▶ [THE TASK]: Word for word, retype every entry in the listing.

(Saved entries)
┌──
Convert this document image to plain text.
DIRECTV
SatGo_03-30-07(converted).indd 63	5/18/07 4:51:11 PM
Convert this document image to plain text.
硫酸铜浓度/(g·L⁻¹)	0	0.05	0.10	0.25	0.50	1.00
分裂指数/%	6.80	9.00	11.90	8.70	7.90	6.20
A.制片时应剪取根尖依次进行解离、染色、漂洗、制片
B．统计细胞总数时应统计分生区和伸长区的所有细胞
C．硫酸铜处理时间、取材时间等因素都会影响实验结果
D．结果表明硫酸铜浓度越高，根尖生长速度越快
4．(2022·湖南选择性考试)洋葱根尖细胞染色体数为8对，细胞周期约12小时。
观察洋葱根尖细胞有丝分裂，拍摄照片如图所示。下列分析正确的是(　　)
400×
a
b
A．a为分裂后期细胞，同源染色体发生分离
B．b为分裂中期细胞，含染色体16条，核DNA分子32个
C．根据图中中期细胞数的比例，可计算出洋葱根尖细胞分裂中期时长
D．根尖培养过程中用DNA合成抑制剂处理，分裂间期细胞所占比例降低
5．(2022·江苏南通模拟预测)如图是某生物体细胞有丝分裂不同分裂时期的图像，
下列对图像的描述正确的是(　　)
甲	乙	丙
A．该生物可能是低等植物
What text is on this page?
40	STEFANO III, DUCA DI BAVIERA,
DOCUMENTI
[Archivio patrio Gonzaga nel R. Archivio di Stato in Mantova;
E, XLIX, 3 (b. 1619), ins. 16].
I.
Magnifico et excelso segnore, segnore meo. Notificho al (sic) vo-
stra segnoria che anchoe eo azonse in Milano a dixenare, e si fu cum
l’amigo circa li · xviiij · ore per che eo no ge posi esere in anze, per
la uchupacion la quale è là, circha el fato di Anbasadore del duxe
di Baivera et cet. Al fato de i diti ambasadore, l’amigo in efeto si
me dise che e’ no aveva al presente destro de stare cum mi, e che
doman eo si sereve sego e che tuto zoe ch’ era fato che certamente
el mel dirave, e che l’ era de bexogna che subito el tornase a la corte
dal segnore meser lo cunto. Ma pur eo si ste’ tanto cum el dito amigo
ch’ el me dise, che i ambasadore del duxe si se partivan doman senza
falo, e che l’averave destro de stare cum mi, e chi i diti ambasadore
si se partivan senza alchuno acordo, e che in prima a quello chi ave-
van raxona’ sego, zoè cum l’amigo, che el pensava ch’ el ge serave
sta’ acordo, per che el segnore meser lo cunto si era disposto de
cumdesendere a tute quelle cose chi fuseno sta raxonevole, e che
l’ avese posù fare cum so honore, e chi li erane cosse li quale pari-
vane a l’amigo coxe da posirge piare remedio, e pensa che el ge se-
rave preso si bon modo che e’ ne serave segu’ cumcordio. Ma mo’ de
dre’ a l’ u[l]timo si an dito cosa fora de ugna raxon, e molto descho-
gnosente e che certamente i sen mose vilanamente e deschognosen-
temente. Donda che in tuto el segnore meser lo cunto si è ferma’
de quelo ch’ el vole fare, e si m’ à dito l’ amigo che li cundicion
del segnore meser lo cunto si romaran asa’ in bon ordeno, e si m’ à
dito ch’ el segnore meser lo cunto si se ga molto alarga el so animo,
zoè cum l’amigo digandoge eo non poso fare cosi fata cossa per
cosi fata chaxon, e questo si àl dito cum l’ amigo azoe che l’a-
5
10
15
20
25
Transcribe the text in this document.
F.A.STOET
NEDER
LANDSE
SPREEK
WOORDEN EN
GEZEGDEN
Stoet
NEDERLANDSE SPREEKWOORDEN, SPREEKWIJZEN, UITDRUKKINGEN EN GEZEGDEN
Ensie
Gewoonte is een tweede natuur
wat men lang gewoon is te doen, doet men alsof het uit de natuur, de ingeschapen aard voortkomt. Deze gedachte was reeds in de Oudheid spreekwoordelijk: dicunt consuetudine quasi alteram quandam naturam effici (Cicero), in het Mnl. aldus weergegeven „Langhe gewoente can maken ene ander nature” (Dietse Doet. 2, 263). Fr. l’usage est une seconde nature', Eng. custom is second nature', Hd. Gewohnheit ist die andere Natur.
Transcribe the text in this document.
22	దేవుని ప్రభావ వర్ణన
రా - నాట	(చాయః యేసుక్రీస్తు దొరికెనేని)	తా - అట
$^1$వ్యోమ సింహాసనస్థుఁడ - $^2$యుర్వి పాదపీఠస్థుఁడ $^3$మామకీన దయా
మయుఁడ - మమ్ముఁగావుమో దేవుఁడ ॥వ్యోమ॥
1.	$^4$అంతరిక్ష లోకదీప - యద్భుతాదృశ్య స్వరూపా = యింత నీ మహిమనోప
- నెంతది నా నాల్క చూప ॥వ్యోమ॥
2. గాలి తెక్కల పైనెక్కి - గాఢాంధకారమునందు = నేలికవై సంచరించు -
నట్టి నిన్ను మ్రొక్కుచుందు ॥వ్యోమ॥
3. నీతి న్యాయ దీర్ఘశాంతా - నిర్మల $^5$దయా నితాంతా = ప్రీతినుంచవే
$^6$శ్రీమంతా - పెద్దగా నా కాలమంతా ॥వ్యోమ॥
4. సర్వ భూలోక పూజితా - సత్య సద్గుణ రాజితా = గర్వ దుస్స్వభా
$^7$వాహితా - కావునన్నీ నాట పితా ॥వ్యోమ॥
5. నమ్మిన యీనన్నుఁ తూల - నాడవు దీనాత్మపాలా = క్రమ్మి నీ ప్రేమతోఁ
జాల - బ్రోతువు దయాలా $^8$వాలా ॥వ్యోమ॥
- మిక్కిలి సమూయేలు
└──
▶ [ANSWER TO THIS EXERCISE]:
Convert this document image to plain text.
DIRECTV
SatGo_03-30-07(converted).indd 63	5/18/07 4:51:11 PM
Convert this document image to plain text.
硫酸铜浓度/(g·L⁻¹)	0	0.05	0.10	0.25	0.50	1.00
分裂指数/%	6.80	9.00	11.90	8.70	7.90	6.20
A.制片时应剪取根尖依次进行解离、染色、漂洗、制片
B．统计细胞总数时应统计分生区和伸长区的所有细胞
C．硫酸铜处理时间、取材时间等因素都会影响实验结果
D．结果表明硫酸铜浓度越高，根尖生长速度越快
4．(2022·湖南选择性考试)洋葱根尖细胞染色体数为8对，细胞周期约12小时。
观察洋葱根尖细胞有丝分裂，拍摄照片如图所示。下列分析正确的是(　　)
400×
a
b
A．a为分裂后期细胞，同源染色体发生分离
B．b为分裂中期细胞，含染色体16条，核DNA分子32个
C．根据图中中期细胞数的比例，可计算出洋葱根尖细胞分裂中期时长
D．根尖培养过程中用DNA合成抑制剂处理，分裂间期细胞所占比例降低
5．(2022·江苏南通模拟预测)如图是某生物体细胞有丝分裂不同分裂时期的图像，
下列对图像的描述正确的是(　　)
甲	乙	丙
A．该生物可能是低等植物
What text is on this page?
40	STEFANO III, DUCA DI BAVIERA,
DOCUMENTI
[Archivio patrio Gonzaga nel R. Archivio di Stato in Mantova;
E, XLIX, 3 (b. 1619), ins. 16].
I.
Magnifico et excelso segnore, segnore meo. Notificho al (sic) vo-
stra segnoria che anchoe eo azonse in Milano a dixenare, e si fu cum
l’amigo circa li · xviiij · ore per che eo no ge posi esere in anze, per
la uchupacion la quale è là, circha el fato di Anbasadore del duxe
di Baivera et cet. Al fato de i diti ambasadore, l’amigo in efeto si
me dise che e’ no aveva al presente destro de stare cum mi, e che
doman eo si sereve sego e che tuto zoe ch’ era fato che certamente
el mel dirave, e che l’ era de bexogna che subito el tornase a la corte
dal segnore meser lo cunto. Ma pur eo si ste’ tanto cum el dito amigo
ch’ el me dise, che i ambasadore del duxe si se partivan doman senza
falo, e che l’averave destro de stare cum mi, e chi i diti ambasadore
si se partivan senza alchuno acordo, e che in prima a quello chi ave-
van raxona’ sego, zoè cum l’amigo, che el pensava ch’ el ge serave
sta’ acordo, per che el segnore meser lo cunto si era disposto de
cumdesendere a tute quelle cose chi fuseno sta raxonevole, e che
l’ avese posù fare cum so honore, e chi li erane cosse li quale pari-
vane a l’amigo coxe da posirge piare remedio, e pensa che el ge se-
rave preso si bon modo che e’ ne serave segu’ cumcordio. Ma mo’ de
dre’ a l’ u[l]timo si an dito cosa fora de ugna raxon, e molto descho-
gnosente e che certamente i sen mose vilanamente e deschognosen-
temente. Donda che in tuto el segnore meser lo cunto si è ferma’
de quelo ch’ el vole fare, e si m’ à dito l’ amigo che li cundicion
del segnore meser lo cunto si romaran asa’ in bon ordeno, e si m’ à
dito ch’ el segnore meser lo cunto si se ga molto alarga el so animo,
zoè cum l’amigo digandoge eo non poso fare cosi fata cossa per
cosi fata chaxon, e questo si àl dito cum l’ amigo azoe che l’a-
5
10
15
20
25
Transcribe the text in this document.
F.A.STOET
NEDER
LANDSE
SPREEK
WOORDEN EN
GEZEGDEN
Stoet
NEDERLANDSE SPREEKWOORDEN, SPREEKWIJZEN, UITDRUKKINGEN EN GEZEGDEN
Ensie
Gewoonte is een tweede natuur
wat men lang gewoon is te doen, doet men alsof het uit de natuur, de ingeschapen aard voortkomt. Deze gedachte was reeds in de Oudheid spreekwoordelijk: dicunt consuetudine quasi alteram quandam naturam effici (Cicero), in het Mnl. aldus weergegeven „Langhe gewoente can maken ene ander nature” (Dietse Doet. 2, 263). Fr. l’usage est une seconde nature', Eng. custom is second nature', Hd. Gewohnheit ist die andere Natur.
Transcribe the text in this document.
22	దేవుని ప్రభావ వర్ణన
రా - నాట	(చాయః యేసుక్రీస్తు దొరికెనేని)	తా - అట
$^1$వ్యోమ సింహాసనస్థుఁడ - $^2$యుర్వి పాదపీఠస్థుఁడ $^3$మామకీన దయా
మయుఁడ - మమ్ముఁగావుమో దేవుఁడ ॥వ్యోమ॥
1.	$^4$అంతరిక్ష లోకదీప - యద్భుతాదృశ్య స్వరూపా = యింత నీ మహిమనోప
- నెంతది నా నాల్క చూప ॥వ్యోమ॥
2. గాలి తెక్కల పైనెక్కి - గాఢాంధకారమునందు = నేలికవై సంచరించు -
నట్టి నిన్ను మ్రొక్కుచుందు ॥వ్యోమ॥
3. నీతి న్యాయ దీర్ఘశాంతా - నిర్మల $^5$దయా నితాంతా = ప్రీతినుంచవే
$^6$శ్రీమంతా - పెద్దగా నా కాలమంతా ॥వ్యోమ॥
4. సర్వ భూలోక పూజితా - సత్య సద్గుణ రాజితా = గర్వ దుస్స్వభా
$^7$వాహితా - కావునన్నీ నాట పితా ॥వ్యోమ॥
5. నమ్మిన యీనన్నుఁ తూల - నాడవు దీనాత్మపాలా = క్రమ్మి నీ ప్రేమతోఁ
జాల - బ్రోతువు దయాలా $^8$వాలా ॥వ్యోమ॥
- మిక్కిలి సమూయేలు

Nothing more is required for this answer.